Reproduce all entries verbatim, with nothing added or dropped.

- **Given data**:
-*-*-
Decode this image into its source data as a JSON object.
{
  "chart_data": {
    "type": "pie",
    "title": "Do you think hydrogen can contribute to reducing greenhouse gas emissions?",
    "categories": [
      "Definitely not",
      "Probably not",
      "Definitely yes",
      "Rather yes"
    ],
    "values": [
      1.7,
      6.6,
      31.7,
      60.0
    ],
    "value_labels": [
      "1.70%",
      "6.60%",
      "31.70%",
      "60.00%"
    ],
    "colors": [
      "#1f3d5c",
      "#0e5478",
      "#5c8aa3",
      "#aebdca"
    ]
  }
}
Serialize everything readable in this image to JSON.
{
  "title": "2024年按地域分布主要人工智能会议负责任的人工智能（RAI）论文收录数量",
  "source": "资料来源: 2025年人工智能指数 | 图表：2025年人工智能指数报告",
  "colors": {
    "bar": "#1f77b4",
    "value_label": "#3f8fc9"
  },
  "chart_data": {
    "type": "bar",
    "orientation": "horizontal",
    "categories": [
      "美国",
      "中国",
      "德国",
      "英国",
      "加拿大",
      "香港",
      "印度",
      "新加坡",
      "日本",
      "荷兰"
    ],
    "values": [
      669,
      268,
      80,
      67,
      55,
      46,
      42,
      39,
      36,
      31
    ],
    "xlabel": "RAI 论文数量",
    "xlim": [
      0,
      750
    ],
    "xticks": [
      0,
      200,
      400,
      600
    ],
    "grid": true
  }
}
-*-*-
- **Result**:
Decode this image into its source data as a JSON object.
{
  "chart_data": {
    "type": "pie",
    "title": "Do you think hydrogen can contribute to reducing greenhouse gas emissions?",
    "categories": [
      "Definitely not",
      "Probably not",
      "Definitely yes",
      "Rather yes"
    ],
    "values": [
      1.7,
      6.6,
      31.7,
      60.0
    ],
    "value_labels": [
      "1.70%",
      "6.60%",
      "31.70%",
      "60.00%"
    ],
    "colors": [
      "#1f3d5c",
      "#0e5478",
      "#5c8aa3",
      "#aebdca"
    ]
  }
}
Serialize everything readable in this image to JSON.
{
  "title": "2024年按地域分布主要人工智能会议负责任的人工智能（RAI）论文收录数量",
  "source": "资料来源: 2025年人工智能指数 | 图表：2025年人工智能指数报告",
  "colors": {
    "bar": "#1f77b4",
    "value_label": "#3f8fc9"
  },
  "chart_data": {
    "type": "bar",
    "orientation": "horizontal",
    "categories": [
      "美国",
      "中国",
      "德国",
      "英国",
      "加拿大",
      "香港",
      "印度",
      "新加坡",
      "日本",
      "荷兰"
    ],
    "values": [
      669,
      268,
      80,
      67,
      55,
      46,
      42,
      39,
      36,
      31
    ],
    "xlabel": "RAI 论文数量",
    "xlim": [
      0,
      750
    ],
    "xticks": [
      0,
      200,
      400,
      600
    ],
    "grid": true
  }
}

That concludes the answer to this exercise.